▶ _DOCUMENT SEGMENT_
┌────────

For those of you keeping up with The Flash, the main villain this season has been terrorizing Barry Allen and his team throughout the season. With threats of impending doom, loyal followers who treat him as a god (as Savitar repeatedly claims every speech), and a bloodlust for Iris West, Savitar has been a formidable villain during the show’s third season.
The past couple of weeks were filled with more storylines than action scenes with last night’s episode also conforming. As the show nears the end of the season, audiences are still guessing on who Savitar is with almost no solid proof on who or where he came from. A few weeks ago, I started forming a theory on the villain’s identity but up until last night, I wasn’t sure how to properly word it. At the conclusion of last night’s episode, I’m pretty sure I know exactly who Savitar is.
Audiences have been focusing on the “who?” and “where?” question of Savitar’s whereabouts and origins throughout the season. The question that everyone should’ve been focusing on instead, if my theory is correct, is “when?”
So who do I think lies behind the armored suit that allegedly doesn’t exist? Bear with me here.. it’s Barry Allen.
Before I begin explaining my theory, direct your attention to the first piece of evidence that will probably come up again near the conclusion of this season if the theory proves correct:
Barry Allen originally sent this message to Captain Martin Stein and Jackson on the Waverider ship earlier this season on Legends of Tomorrow. Stein and Jackson had trouble keeping it a secret but when the four-way crossover event took place, they had no choice but to tell the “captains” Barry Allen and Oliver Queen. Near the end of the message, Barry warns Captain Stein not to trust anyone, including Barry himself.

└────────

▶ _WRITTEN REQUEST_
Pick up the post about Savitar's identity after its final sentence and keep writing it in the same voice.

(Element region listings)
┌────────

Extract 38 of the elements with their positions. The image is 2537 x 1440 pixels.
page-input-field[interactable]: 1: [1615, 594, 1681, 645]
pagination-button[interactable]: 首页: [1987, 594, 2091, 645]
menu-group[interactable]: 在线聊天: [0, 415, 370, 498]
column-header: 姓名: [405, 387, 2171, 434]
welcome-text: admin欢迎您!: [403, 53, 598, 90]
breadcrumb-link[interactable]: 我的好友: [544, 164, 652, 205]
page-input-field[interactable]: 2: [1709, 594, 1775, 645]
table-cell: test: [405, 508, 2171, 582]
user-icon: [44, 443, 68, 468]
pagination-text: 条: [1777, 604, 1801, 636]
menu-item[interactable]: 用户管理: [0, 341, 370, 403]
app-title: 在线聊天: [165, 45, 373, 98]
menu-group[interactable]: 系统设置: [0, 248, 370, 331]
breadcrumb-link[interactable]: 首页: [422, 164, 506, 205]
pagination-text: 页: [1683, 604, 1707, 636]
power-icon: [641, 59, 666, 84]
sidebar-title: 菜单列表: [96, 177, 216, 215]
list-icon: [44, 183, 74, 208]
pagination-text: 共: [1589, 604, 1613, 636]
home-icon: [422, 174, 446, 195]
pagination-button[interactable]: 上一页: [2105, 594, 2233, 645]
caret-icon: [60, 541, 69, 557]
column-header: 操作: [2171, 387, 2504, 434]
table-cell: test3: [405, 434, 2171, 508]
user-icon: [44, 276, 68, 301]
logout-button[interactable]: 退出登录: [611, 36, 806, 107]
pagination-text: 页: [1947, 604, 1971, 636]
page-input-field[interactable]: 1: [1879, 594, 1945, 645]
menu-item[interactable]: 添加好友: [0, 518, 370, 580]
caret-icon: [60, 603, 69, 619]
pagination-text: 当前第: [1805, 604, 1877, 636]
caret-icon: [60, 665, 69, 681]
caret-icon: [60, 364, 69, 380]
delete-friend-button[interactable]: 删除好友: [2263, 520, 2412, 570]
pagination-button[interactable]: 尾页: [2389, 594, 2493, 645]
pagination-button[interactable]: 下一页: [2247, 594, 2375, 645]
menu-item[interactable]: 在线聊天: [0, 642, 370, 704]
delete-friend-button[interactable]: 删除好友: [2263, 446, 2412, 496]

└────────

▶ _RESULT FOR THIS TASK_
Audiences (including myself) immediately assumed that Barry generally mistrusted himself because of the after-effects of the Flashpoint storyline that took place at the start of the season. What if Barry Allen meant it in a more literal sense? To break down the theory:
Barry Allen has been criticized time and time again by several different speedsters and characters about the repercussions of messing with the timeline. It’s been done various times since the show debuted a few years ago but this season has had the storyline reach prominence.
In the future, Barry realizes that time travel has had a substantial affect on not only his life, but his personal health as well. This storyline was also made into a comic when Barry Allen failed to save Wally West from dying in a car crash and Barry time traveling numerous times trying to right the ship.
After realizing the repercussions of time travel, the future version of Barry takes it upon himself to put a stop to it by going back and confront his past self. This leads to several fights and dialogue between the two (?) characters.
On the show, Savitar could be an adaptation of this comic book event. Future Barry realizes the only way to fix his mistakes is to confront his past self and in order to do so, he takes another persona with a more rugged personality (like Savitar has shown). Barry realizes that in order to stop his past self from tweaking the timeline, he’ll have to do something drastic that teaches him a lesson: Kill Iris West.
For those of you thinking no version of Barry would be open to killing someone he cares about so dearly, consider the following. If Iris dies, Barry would no longer have to tweak with the timeline again considering her death is an inevitable event (after the exhausting number of tries to change both present and future events to save her).
During Savitar and Barry’s first conversation (via Julian Albert) a few weeks ago, Barry asks Savitar who he is. Savitar replies “I’m the future, Flash”. This is the only time he calls Barry by his superhero name. Every other time it’s Barry. With a few grammar tweaks, Savitar could potentially be saying: “I’m the future Flash”, once again Barry Allen.
When Barry was talking to Savitar via Julian again two weeks ago, Savitar mentions that Barry took away everything from him and that he’ll never get over the death of Iris West. Since Iris dies, Barry could potentially become Savitar down the line.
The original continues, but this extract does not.